# START OF AVAILABLE RECORDS

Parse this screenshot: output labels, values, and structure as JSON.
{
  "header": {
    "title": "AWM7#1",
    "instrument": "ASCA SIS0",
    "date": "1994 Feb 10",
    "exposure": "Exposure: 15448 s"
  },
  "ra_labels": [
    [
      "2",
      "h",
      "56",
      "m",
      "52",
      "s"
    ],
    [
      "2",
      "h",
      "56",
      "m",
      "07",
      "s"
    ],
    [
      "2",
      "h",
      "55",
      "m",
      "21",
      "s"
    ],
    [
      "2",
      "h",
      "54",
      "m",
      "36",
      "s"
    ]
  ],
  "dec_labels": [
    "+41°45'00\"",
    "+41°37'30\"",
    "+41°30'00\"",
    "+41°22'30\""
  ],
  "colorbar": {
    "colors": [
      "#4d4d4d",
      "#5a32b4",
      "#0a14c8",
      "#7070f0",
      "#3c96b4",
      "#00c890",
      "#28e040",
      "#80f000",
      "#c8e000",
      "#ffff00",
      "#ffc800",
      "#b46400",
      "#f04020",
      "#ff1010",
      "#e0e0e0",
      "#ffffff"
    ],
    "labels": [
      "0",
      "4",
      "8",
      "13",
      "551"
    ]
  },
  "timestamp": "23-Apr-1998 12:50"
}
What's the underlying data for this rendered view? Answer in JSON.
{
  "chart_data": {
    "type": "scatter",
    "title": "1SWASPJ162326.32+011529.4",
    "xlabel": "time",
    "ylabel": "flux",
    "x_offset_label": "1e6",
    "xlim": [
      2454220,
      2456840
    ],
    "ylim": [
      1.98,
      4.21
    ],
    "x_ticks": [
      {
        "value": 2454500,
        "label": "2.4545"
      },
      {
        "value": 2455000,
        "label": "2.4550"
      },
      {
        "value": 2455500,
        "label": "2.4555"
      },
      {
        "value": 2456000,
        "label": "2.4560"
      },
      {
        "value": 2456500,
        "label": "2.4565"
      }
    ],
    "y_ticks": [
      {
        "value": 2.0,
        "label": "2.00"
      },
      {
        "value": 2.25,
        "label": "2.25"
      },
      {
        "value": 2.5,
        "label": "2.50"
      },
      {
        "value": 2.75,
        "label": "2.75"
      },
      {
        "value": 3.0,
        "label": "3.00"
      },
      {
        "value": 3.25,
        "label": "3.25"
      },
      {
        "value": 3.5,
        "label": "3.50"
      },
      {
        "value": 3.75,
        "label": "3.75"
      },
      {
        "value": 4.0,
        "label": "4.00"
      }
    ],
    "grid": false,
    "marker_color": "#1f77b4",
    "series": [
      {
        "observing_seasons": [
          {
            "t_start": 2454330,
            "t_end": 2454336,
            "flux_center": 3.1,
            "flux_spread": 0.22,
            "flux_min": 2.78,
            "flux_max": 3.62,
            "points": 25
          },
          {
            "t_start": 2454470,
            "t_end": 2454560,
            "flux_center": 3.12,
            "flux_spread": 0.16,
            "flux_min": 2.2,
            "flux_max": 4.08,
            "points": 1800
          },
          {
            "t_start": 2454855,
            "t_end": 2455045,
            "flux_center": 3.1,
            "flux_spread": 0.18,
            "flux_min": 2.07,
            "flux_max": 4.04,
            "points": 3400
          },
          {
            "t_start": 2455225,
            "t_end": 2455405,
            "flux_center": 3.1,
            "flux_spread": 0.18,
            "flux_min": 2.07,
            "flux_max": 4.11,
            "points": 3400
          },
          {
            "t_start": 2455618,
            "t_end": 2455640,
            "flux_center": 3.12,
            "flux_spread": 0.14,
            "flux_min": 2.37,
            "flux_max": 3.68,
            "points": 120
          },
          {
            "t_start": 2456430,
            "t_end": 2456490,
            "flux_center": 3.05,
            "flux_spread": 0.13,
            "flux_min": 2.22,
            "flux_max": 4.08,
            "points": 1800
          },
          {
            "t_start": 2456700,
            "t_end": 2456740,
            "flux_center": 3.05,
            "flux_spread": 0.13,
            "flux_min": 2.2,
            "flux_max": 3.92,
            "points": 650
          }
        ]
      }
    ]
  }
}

# END OF AVAILABLE RECORDS

> _TASK REQUIREMENTS_
Tally every line of the listing that holds the string "this", then give the number by itself.

> _REPLY_
2